PROVIDED MATERIAL:
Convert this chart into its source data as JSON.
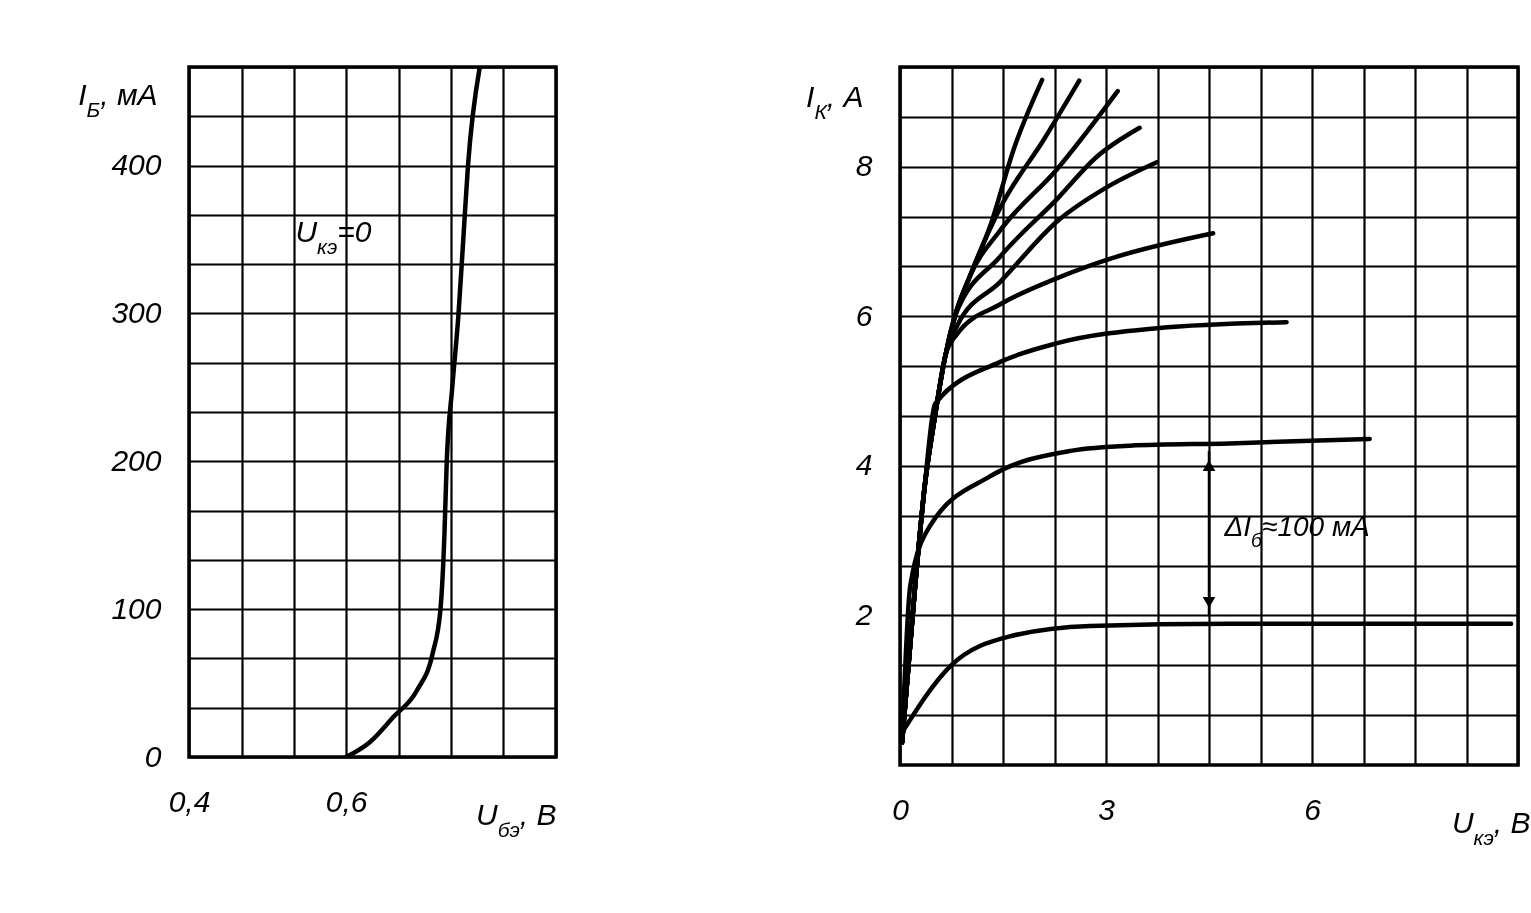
{
  "chart_data": [
    {
      "type": "line",
      "xlabel": "U$_{бэ}$, В",
      "ylabel": "I$_{Б}$, мА",
      "xlim": [
        0.4,
        0.867
      ],
      "ylim": [
        0,
        466.7
      ],
      "xticks": [
        {
          "value": 0.4,
          "label": "0,4"
        },
        {
          "value": 0.467,
          "label": null
        },
        {
          "value": 0.533,
          "label": null
        },
        {
          "value": 0.6,
          "label": "0,6"
        },
        {
          "value": 0.667,
          "label": null
        },
        {
          "value": 0.733,
          "label": null
        },
        {
          "value": 0.8,
          "label": null
        },
        {
          "value": 0.867,
          "label": null
        }
      ],
      "yticks": [
        0,
        {
          "value": 33.3,
          "label": null
        },
        {
          "value": 66.7,
          "label": null
        },
        100,
        {
          "value": 133.3,
          "label": null
        },
        {
          "value": 166.7,
          "label": null
        },
        200,
        {
          "value": 233.3,
          "label": null
        },
        {
          "value": 266.7,
          "label": null
        },
        300,
        {
          "value": 333.3,
          "label": null
        },
        {
          "value": 366.7,
          "label": null
        },
        400,
        {
          "value": 433.3,
          "label": null
        },
        {
          "value": 466.7,
          "label": null
        }
      ],
      "grid": true,
      "annotations": [
        "U$_{кэ}$=0"
      ],
      "series": [
        {
          "color": "#000000",
          "x": [
            0.6,
            0.63,
            0.66,
            0.69,
            0.71,
            0.72,
            0.725,
            0.728,
            0.735,
            0.743,
            0.749,
            0.755,
            0.77
          ],
          "values": [
            0,
            10,
            27,
            45,
            70,
            100,
            150,
            200,
            250,
            300,
            350,
            400,
            466.7
          ]
        }
      ]
    },
    {
      "type": "line",
      "xlabel": "U$_{кэ}$, В",
      "ylabel": "I$_{К}$, А",
      "xlim": [
        0,
        9
      ],
      "ylim": [
        0,
        9.333
      ],
      "xticks": [
        0,
        {
          "value": 0.75,
          "label": null
        },
        {
          "value": 1.5,
          "label": null
        },
        {
          "value": 2.25,
          "label": null
        },
        3,
        {
          "value": 3.75,
          "label": null
        },
        {
          "value": 4.5,
          "label": null
        },
        {
          "value": 5.25,
          "label": null
        },
        6,
        {
          "value": 6.75,
          "label": null
        },
        {
          "value": 7.5,
          "label": null
        },
        {
          "value": 8.25,
          "label": null
        },
        {
          "value": 9,
          "label": null
        }
      ],
      "yticks": [
        {
          "value": 0.667,
          "label": null
        },
        {
          "value": 1.333,
          "label": null
        },
        2,
        {
          "value": 2.667,
          "label": null
        },
        {
          "value": 3.333,
          "label": null
        },
        4,
        {
          "value": 4.667,
          "label": null
        },
        {
          "value": 5.333,
          "label": null
        },
        6,
        {
          "value": 6.667,
          "label": null
        },
        {
          "value": 7.333,
          "label": null
        },
        8,
        {
          "value": 8.667,
          "label": null
        },
        {
          "value": 9.333,
          "label": null
        }
      ],
      "grid": true,
      "annotations": [
        "ΔI$_{б}$≈100 мА"
      ],
      "series": [
        {
          "color": "#000000",
          "x": [
            0.0,
            0.73,
            1.6,
            2.77,
            4.8,
            8.9
          ],
          "values": [
            0.39,
            1.32,
            1.72,
            1.86,
            1.89,
            1.89
          ]
        },
        {
          "color": "#000000",
          "x": [
            0.03,
            0.15,
            0.44,
            1.31,
            2.48,
            3.35,
            4.8,
            6.84
          ],
          "values": [
            0.3,
            2.4,
            3.2,
            3.86,
            4.2,
            4.27,
            4.3,
            4.36
          ]
        },
        {
          "color": "#000000",
          "x": [
            0.03,
            0.22,
            0.36,
            0.51,
            1.46,
            2.29,
            3.74,
            5.63
          ],
          "values": [
            0.3,
            2.39,
            3.73,
            4.83,
            5.39,
            5.64,
            5.84,
            5.92
          ]
        },
        {
          "color": "#000000",
          "x": [
            0.03,
            0.22,
            0.36,
            0.51,
            0.66,
            0.83,
            1.46,
            2.29,
            3.1,
            4.56
          ],
          "values": [
            0.3,
            2.39,
            3.73,
            4.67,
            5.47,
            5.76,
            6.16,
            6.51,
            6.78,
            7.11
          ]
        },
        {
          "color": "#000000",
          "x": [
            0.03,
            0.22,
            0.36,
            0.51,
            0.66,
            0.83,
            1.46,
            2.29,
            3.04,
            3.74
          ],
          "values": [
            0.3,
            2.39,
            3.73,
            4.67,
            5.47,
            5.87,
            6.46,
            7.27,
            7.74,
            8.06
          ]
        },
        {
          "color": "#000000",
          "x": [
            0.03,
            0.22,
            0.36,
            0.51,
            0.66,
            0.8,
            1.46,
            2.29,
            2.85,
            3.49
          ],
          "values": [
            0.3,
            2.39,
            3.73,
            4.67,
            5.47,
            6.0,
            6.8,
            7.57,
            8.12,
            8.52
          ]
        },
        {
          "color": "#000000",
          "x": [
            0.03,
            0.22,
            0.36,
            0.51,
            0.66,
            0.8,
            1.02,
            1.46,
            2.29,
            3.17
          ],
          "values": [
            0.3,
            2.39,
            3.73,
            4.67,
            5.47,
            6.0,
            6.54,
            7.15,
            7.97,
            9.01
          ]
        },
        {
          "color": "#000000",
          "x": [
            0.03,
            0.22,
            0.36,
            0.51,
            0.66,
            0.8,
            1.02,
            1.46,
            2.1,
            2.61
          ],
          "values": [
            0.3,
            2.39,
            3.73,
            4.67,
            5.47,
            6.0,
            6.54,
            7.45,
            8.37,
            9.15
          ]
        },
        {
          "color": "#000000",
          "x": [
            0.03,
            0.22,
            0.36,
            0.51,
            0.66,
            0.8,
            1.02,
            1.31,
            1.67,
            2.07
          ],
          "values": [
            0.3,
            2.39,
            3.73,
            4.67,
            5.47,
            6.0,
            6.54,
            7.2,
            8.27,
            9.16
          ]
        }
      ]
    }
  ]
}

EXERCISE GOAL: Output every entry exactly as given; pictures are not part of the copy.

RIGHT ANSWER:
Convert this chart into its source data as JSON.
{
  "chart_data": [
    {
      "type": "line",
      "xlabel": "U$_{бэ}$, В",
      "ylabel": "I$_{Б}$, мА",
      "xlim": [
        0.4,
        0.867
      ],
      "ylim": [
        0,
        466.7
      ],
      "xticks": [
        {
          "value": 0.4,
          "label": "0,4"
        },
        {
          "value": 0.467,
          "label": null
        },
        {
          "value": 0.533,
          "label": null
        },
        {
          "value": 0.6,
          "label": "0,6"
        },
        {
          "value": 0.667,
          "label": null
        },
        {
          "value": 0.733,
          "label": null
        },
        {
          "value": 0.8,
          "label": null
        },
        {
          "value": 0.867,
          "label": null
        }
      ],
      "yticks": [
        0,
        {
          "value": 33.3,
          "label": null
        },
        {
          "value": 66.7,
          "label": null
        },
        100,
        {
          "value": 133.3,
          "label": null
        },
        {
          "value": 166.7,
          "label": null
        },
        200,
        {
          "value": 233.3,
          "label": null
        },
        {
          "value": 266.7,
          "label": null
        },
        300,
        {
          "value": 333.3,
          "label": null
        },
        {
          "value": 366.7,
          "label": null
        },
        400,
        {
          "value": 433.3,
          "label": null
        },
        {
          "value": 466.7,
          "label": null
        }
      ],
      "grid": true,
      "annotations": [
        "U$_{кэ}$=0"
      ],
      "series": [
        {
          "color": "#000000",
          "x": [
            0.6,
            0.63,
            0.66,
            0.69,
            0.71,
            0.72,
            0.725,
            0.728,
            0.735,
            0.743,
            0.749,
            0.755,
            0.77
          ],
          "values": [
            0,
            10,
            27,
            45,
            70,
            100,
            150,
            200,
            250,
            300,
            350,
            400,
            466.7
          ]
        }
      ]
    },
    {
      "type": "line",
      "xlabel": "U$_{кэ}$, В",
      "ylabel": "I$_{К}$, А",
      "xlim": [
        0,
        9
      ],
      "ylim": [
        0,
        9.333
      ],
      "xticks": [
        0,
        {
          "value": 0.75,
          "label": null
        },
        {
          "value": 1.5,
          "label": null
        },
        {
          "value": 2.25,
          "label": null
        },
        3,
        {
          "value": 3.75,
          "label": null
        },
        {
          "value": 4.5,
          "label": null
        },
        {
          "value": 5.25,
          "label": null
        },
        6,
        {
          "value": 6.75,
          "label": null
        },
        {
          "value": 7.5,
          "label": null
        },
        {
          "value": 8.25,
          "label": null
        },
        {
          "value": 9,
          "label": null
        }
      ],
      "yticks": [
        {
          "value": 0.667,
          "label": null
        },
        {
          "value": 1.333,
          "label": null
        },
        2,
        {
          "value": 2.667,
          "label": null
        },
        {
          "value": 3.333,
          "label": null
        },
        4,
        {
          "value": 4.667,
          "label": null
        },
        {
          "value": 5.333,
          "label": null
        },
        6,
        {
          "value": 6.667,
          "label": null
        },
        {
          "value": 7.333,
          "label": null
        },
        8,
        {
          "value": 8.667,
          "label": null
        },
        {
          "value": 9.333,
          "label": null
        }
      ],
      "grid": true,
      "annotations": [
        "ΔI$_{б}$≈100 мА"
      ],
      "series": [
        {
          "color": "#000000",
          "x": [
            0.0,
            0.73,
            1.6,
            2.77,
            4.8,
            8.9
          ],
          "values": [
            0.39,
            1.32,
            1.72,
            1.86,
            1.89,
            1.89
          ]
        },
        {
          "color": "#000000",
          "x": [
            0.03,
            0.15,
            0.44,
            1.31,
            2.48,
            3.35,
            4.8,
            6.84
          ],
          "values": [
            0.3,
            2.4,
            3.2,
            3.86,
            4.2,
            4.27,
            4.3,
            4.36
          ]
        },
        {
          "color": "#000000",
          "x": [
            0.03,
            0.22,
            0.36,
            0.51,
            1.46,
            2.29,
            3.74,
            5.63
          ],
          "values": [
            0.3,
            2.39,
            3.73,
            4.83,
            5.39,
            5.64,
            5.84,
            5.92
          ]
        },
        {
          "color": "#000000",
          "x": [
            0.03,
            0.22,
            0.36,
            0.51,
            0.66,
            0.83,
            1.46,
            2.29,
            3.1,
            4.56
          ],
          "values": [
            0.3,
            2.39,
            3.73,
            4.67,
            5.47,
            5.76,
            6.16,
            6.51,
            6.78,
            7.11
          ]
        },
        {
          "color": "#000000",
          "x": [
            0.03,
            0.22,
            0.36,
            0.51,
            0.66,
            0.83,
            1.46,
            2.29,
            3.04,
            3.74
          ],
          "values": [
            0.3,
            2.39,
            3.73,
            4.67,
            5.47,
            5.87,
            6.46,
            7.27,
            7.74,
            8.06
          ]
        },
        {
          "color": "#000000",
          "x": [
            0.03,
            0.22,
            0.36,
            0.51,
            0.66,
            0.8,
            1.46,
            2.29,
            2.85,
            3.49
          ],
          "values": [
            0.3,
            2.39,
            3.73,
            4.67,
            5.47,
            6.0,
            6.8,
            7.57,
            8.12,
            8.52
          ]
        },
        {
          "color": "#000000",
          "x": [
            0.03,
            0.22,
            0.36,
            0.51,
            0.66,
            0.8,
            1.02,
            1.46,
            2.29,
            3.17
          ],
          "values": [
            0.3,
            2.39,
            3.73,
            4.67,
            5.47,
            6.0,
            6.54,
            7.15,
            7.97,
            9.01
          ]
        },
        {
          "color": "#000000",
          "x": [
            0.03,
            0.22,
            0.36,
            0.51,
            0.66,
            0.8,
            1.02,
            1.46,
            2.1,
            2.61
          ],
          "values": [
            0.3,
            2.39,
            3.73,
            4.67,
            5.47,
            6.0,
            6.54,
            7.45,
            8.37,
            9.15
          ]
        },
        {
          "color": "#000000",
          "x": [
            0.03,
            0.22,
            0.36,
            0.51,
            0.66,
            0.8,
            1.02,
            1.31,
            1.67,
            2.07
          ],
          "values": [
            0.3,
            2.39,
            3.73,
            4.67,
            5.47,
            6.0,
            6.54,
            7.2,
            8.27,
            9.16
          ]
        }
      ]
    }
  ]
}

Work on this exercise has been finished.